Exercise goal:
The listing below is to be output in its exact form.

** start Material for this exercise **

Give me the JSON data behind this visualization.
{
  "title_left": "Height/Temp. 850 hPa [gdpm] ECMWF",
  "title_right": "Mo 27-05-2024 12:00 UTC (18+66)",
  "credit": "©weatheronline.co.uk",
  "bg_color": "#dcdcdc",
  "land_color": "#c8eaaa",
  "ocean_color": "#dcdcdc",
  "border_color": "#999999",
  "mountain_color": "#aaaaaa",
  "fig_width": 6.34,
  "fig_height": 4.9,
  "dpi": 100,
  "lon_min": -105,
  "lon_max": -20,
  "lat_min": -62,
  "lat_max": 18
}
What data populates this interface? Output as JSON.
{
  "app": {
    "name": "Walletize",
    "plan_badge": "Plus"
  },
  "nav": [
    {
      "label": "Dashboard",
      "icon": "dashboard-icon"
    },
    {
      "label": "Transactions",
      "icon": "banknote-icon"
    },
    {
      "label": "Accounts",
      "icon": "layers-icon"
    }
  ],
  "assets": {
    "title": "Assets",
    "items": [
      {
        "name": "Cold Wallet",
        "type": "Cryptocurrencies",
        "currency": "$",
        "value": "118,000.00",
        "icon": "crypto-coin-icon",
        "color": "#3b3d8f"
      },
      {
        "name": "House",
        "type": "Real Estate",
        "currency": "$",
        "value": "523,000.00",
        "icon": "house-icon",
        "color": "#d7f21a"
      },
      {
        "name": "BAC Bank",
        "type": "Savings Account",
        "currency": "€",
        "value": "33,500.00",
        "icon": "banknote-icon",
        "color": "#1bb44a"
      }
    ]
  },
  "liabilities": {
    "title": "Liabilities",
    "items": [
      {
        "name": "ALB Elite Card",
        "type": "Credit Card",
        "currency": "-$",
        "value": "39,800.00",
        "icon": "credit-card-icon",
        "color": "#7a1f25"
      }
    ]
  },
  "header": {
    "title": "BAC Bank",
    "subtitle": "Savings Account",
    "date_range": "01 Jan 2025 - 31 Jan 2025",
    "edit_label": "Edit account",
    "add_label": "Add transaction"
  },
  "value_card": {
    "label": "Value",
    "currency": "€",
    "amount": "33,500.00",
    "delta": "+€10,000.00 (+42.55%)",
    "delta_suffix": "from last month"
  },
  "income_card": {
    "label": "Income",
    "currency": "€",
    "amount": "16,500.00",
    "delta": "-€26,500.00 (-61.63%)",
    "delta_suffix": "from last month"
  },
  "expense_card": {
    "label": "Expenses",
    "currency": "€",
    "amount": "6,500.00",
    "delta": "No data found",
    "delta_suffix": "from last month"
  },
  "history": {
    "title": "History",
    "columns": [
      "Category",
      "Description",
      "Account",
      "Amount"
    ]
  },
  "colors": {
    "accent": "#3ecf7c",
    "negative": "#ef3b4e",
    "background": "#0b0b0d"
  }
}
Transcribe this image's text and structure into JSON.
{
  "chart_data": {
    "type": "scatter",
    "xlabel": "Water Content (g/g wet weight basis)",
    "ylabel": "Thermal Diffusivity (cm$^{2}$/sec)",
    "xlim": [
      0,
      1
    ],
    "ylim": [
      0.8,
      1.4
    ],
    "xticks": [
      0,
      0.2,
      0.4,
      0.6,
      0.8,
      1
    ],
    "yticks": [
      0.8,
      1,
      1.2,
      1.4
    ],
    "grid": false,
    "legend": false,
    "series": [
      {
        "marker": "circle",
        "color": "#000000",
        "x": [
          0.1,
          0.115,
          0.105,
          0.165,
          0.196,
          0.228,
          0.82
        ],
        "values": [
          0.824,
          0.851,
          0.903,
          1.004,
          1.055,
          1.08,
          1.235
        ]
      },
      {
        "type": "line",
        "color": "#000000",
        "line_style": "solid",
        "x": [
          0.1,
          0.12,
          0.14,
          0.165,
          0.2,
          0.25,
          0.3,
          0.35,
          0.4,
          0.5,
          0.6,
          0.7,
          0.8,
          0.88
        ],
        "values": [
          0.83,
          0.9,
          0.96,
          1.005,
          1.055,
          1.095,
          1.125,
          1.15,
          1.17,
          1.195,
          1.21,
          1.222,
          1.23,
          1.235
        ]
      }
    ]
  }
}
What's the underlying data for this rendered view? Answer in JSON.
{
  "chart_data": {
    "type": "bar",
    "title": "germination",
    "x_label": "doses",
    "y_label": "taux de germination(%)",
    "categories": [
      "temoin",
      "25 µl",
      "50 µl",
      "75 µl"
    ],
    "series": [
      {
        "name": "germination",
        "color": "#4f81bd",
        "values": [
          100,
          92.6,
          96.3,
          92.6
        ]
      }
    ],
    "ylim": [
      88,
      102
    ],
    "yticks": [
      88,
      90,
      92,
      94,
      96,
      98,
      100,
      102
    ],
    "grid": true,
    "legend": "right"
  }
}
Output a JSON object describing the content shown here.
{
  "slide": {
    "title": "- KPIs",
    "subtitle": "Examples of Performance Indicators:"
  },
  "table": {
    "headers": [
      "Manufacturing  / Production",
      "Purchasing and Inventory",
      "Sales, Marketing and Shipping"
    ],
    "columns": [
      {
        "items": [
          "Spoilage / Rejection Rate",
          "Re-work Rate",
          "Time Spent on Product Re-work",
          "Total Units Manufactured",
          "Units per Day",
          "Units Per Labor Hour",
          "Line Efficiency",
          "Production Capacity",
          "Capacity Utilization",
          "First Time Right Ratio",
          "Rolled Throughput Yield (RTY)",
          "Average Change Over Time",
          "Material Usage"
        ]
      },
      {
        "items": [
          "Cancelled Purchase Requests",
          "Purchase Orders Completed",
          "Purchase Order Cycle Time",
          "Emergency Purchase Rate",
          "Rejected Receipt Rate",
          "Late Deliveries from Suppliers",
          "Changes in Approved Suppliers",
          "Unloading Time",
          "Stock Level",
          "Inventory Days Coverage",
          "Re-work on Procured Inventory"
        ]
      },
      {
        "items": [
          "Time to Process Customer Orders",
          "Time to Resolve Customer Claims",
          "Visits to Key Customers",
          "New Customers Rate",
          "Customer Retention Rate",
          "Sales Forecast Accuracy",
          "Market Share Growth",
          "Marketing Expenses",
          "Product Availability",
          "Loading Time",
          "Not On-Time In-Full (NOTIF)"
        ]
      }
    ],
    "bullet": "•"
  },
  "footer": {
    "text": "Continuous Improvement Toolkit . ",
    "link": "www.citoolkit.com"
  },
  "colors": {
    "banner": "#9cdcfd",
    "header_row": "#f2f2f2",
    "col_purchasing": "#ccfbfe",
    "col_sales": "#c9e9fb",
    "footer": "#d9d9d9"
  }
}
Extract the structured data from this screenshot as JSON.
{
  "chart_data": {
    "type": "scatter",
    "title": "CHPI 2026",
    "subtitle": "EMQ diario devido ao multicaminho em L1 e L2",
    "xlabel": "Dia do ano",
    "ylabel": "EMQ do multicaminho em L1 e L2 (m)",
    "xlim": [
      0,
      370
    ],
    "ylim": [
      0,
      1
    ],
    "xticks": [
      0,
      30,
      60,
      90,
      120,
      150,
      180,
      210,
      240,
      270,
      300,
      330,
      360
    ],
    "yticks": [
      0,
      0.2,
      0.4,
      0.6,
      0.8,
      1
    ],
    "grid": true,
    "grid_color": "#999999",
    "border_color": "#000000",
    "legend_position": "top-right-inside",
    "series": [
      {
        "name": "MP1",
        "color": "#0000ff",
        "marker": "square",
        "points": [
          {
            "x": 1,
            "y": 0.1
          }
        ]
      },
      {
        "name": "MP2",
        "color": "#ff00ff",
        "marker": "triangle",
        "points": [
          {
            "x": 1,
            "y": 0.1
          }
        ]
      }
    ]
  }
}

** end Material for this exercise **

Completed exercise:
Give me the JSON data behind this visualization.
{
  "title_left": "Height/Temp. 850 hPa [gdpm] ECMWF",
  "title_right": "Mo 27-05-2024 12:00 UTC (18+66)",
  "credit": "©weatheronline.co.uk",
  "bg_color": "#dcdcdc",
  "land_color": "#c8eaaa",
  "ocean_color": "#dcdcdc",
  "border_color": "#999999",
  "mountain_color": "#aaaaaa",
  "fig_width": 6.34,
  "fig_height": 4.9,
  "dpi": 100,
  "lon_min": -105,
  "lon_max": -20,
  "lat_min": -62,
  "lat_max": 18
}
What data populates this interface? Output as JSON.
{
  "app": {
    "name": "Walletize",
    "plan_badge": "Plus"
  },
  "nav": [
    {
      "label": "Dashboard",
      "icon": "dashboard-icon"
    },
    {
      "label": "Transactions",
      "icon": "banknote-icon"
    },
    {
      "label": "Accounts",
      "icon": "layers-icon"
    }
  ],
  "assets": {
    "title": "Assets",
    "items": [
      {
        "name": "Cold Wallet",
        "type": "Cryptocurrencies",
        "currency": "$",
        "value": "118,000.00",
        "icon": "crypto-coin-icon",
        "color": "#3b3d8f"
      },
      {
        "name": "House",
        "type": "Real Estate",
        "currency": "$",
        "value": "523,000.00",
        "icon": "house-icon",
        "color": "#d7f21a"
      },
      {
        "name": "BAC Bank",
        "type": "Savings Account",
        "currency": "€",
        "value": "33,500.00",
        "icon": "banknote-icon",
        "color": "#1bb44a"
      }
    ]
  },
  "liabilities": {
    "title": "Liabilities",
    "items": [
      {
        "name": "ALB Elite Card",
        "type": "Credit Card",
        "currency": "-$",
        "value": "39,800.00",
        "icon": "credit-card-icon",
        "color": "#7a1f25"
      }
    ]
  },
  "header": {
    "title": "BAC Bank",
    "subtitle": "Savings Account",
    "date_range": "01 Jan 2025 - 31 Jan 2025",
    "edit_label": "Edit account",
    "add_label": "Add transaction"
  },
  "value_card": {
    "label": "Value",
    "currency": "€",
    "amount": "33,500.00",
    "delta": "+€10,000.00 (+42.55%)",
    "delta_suffix": "from last month"
  },
  "income_card": {
    "label": "Income",
    "currency": "€",
    "amount": "16,500.00",
    "delta": "-€26,500.00 (-61.63%)",
    "delta_suffix": "from last month"
  },
  "expense_card": {
    "label": "Expenses",
    "currency": "€",
    "amount": "6,500.00",
    "delta": "No data found",
    "delta_suffix": "from last month"
  },
  "history": {
    "title": "History",
    "columns": [
      "Category",
      "Description",
      "Account",
      "Amount"
    ]
  },
  "colors": {
    "accent": "#3ecf7c",
    "negative": "#ef3b4e",
    "background": "#0b0b0d"
  }
}
Transcribe this image's text and structure into JSON.
{
  "chart_data": {
    "type": "scatter",
    "xlabel": "Water Content (g/g wet weight basis)",
    "ylabel": "Thermal Diffusivity (cm$^{2}$/sec)",
    "xlim": [
      0,
      1
    ],
    "ylim": [
      0.8,
      1.4
    ],
    "xticks": [
      0,
      0.2,
      0.4,
      0.6,
      0.8,
      1
    ],
    "yticks": [
      0.8,
      1,
      1.2,
      1.4
    ],
    "grid": false,
    "legend": false,
    "series": [
      {
        "marker": "circle",
        "color": "#000000",
        "x": [
          0.1,
          0.115,
          0.105,
          0.165,
          0.196,
          0.228,
          0.82
        ],
        "values": [
          0.824,
          0.851,
          0.903,
          1.004,
          1.055,
          1.08,
          1.235
        ]
      },
      {
        "type": "line",
        "color": "#000000",
        "line_style": "solid",
        "x": [
          0.1,
          0.12,
          0.14,
          0.165,
          0.2,
          0.25,
          0.3,
          0.35,
          0.4,
          0.5,
          0.6,
          0.7,
          0.8,
          0.88
        ],
        "values": [
          0.83,
          0.9,
          0.96,
          1.005,
          1.055,
          1.095,
          1.125,
          1.15,
          1.17,
          1.195,
          1.21,
          1.222,
          1.23,
          1.235
        ]
      }
    ]
  }
}
What's the underlying data for this rendered view? Answer in JSON.
{
  "chart_data": {
    "type": "bar",
    "title": "germination",
    "x_label": "doses",
    "y_label": "taux de germination(%)",
    "categories": [
      "temoin",
      "25 µl",
      "50 µl",
      "75 µl"
    ],
    "series": [
      {
        "name": "germination",
        "color": "#4f81bd",
        "values": [
          100,
          92.6,
          96.3,
          92.6
        ]
      }
    ],
    "ylim": [
      88,
      102
    ],
    "yticks": [
      88,
      90,
      92,
      94,
      96,
      98,
      100,
      102
    ],
    "grid": true,
    "legend": "right"
  }
}
Output a JSON object describing the content shown here.
{
  "slide": {
    "title": "- KPIs",
    "subtitle": "Examples of Performance Indicators:"
  },
  "table": {
    "headers": [
      "Manufacturing  / Production",
      "Purchasing and Inventory",
      "Sales, Marketing and Shipping"
    ],
    "columns": [
      {
        "items": [
          "Spoilage / Rejection Rate",
          "Re-work Rate",
          "Time Spent on Product Re-work",
          "Total Units Manufactured",
          "Units per Day",
          "Units Per Labor Hour",
          "Line Efficiency",
          "Production Capacity",
          "Capacity Utilization",
          "First Time Right Ratio",
          "Rolled Throughput Yield (RTY)",
          "Average Change Over Time",
          "Material Usage"
        ]
      },
      {
        "items": [
          "Cancelled Purchase Requests",
          "Purchase Orders Completed",
          "Purchase Order Cycle Time",
          "Emergency Purchase Rate",
          "Rejected Receipt Rate",
          "Late Deliveries from Suppliers",
          "Changes in Approved Suppliers",
          "Unloading Time",
          "Stock Level",
          "Inventory Days Coverage",
          "Re-work on Procured Inventory"
        ]
      },
      {
        "items": [
          "Time to Process Customer Orders",
          "Time to Resolve Customer Claims",
          "Visits to Key Customers",
          "New Customers Rate",
          "Customer Retention Rate",
          "Sales Forecast Accuracy",
          "Market Share Growth",
          "Marketing Expenses",
          "Product Availability",
          "Loading Time",
          "Not On-Time In-Full (NOTIF)"
        ]
      }
    ],
    "bullet": "•"
  },
  "footer": {
    "text": "Continuous Improvement Toolkit . ",
    "link": "www.citoolkit.com"
  },
  "colors": {
    "banner": "#9cdcfd",
    "header_row": "#f2f2f2",
    "col_purchasing": "#ccfbfe",
    "col_sales": "#c9e9fb",
    "footer": "#d9d9d9"
  }
}
Extract the structured data from this screenshot as JSON.
{
  "chart_data": {
    "type": "scatter",
    "title": "CHPI 2026",
    "subtitle": "EMQ diario devido ao multicaminho em L1 e L2",
    "xlabel": "Dia do ano",
    "ylabel": "EMQ do multicaminho em L1 e L2 (m)",
    "xlim": [
      0,
      370
    ],
    "ylim": [
      0,
      1
    ],
    "xticks": [
      0,
      30,
      60,
      90,
      120,
      150,
      180,
      210,
      240,
      270,
      300,
      330,
      360
    ],
    "yticks": [
      0,
      0.2,
      0.4,
      0.6,
      0.8,
      1
    ],
    "grid": true,
    "grid_color": "#999999",
    "border_color": "#000000",
    "legend_position": "top-right-inside",
    "series": [
      {
        "name": "MP1",
        "color": "#0000ff",
        "marker": "square",
        "points": [
          {
            "x": 1,
            "y": 0.1
          }
        ]
      },
      {
        "name": "MP2",
        "color": "#ff00ff",
        "marker": "triangle",
        "points": [
          {
            "x": 1,
            "y": 0.1
          }
        ]
      }
    ]
  }
}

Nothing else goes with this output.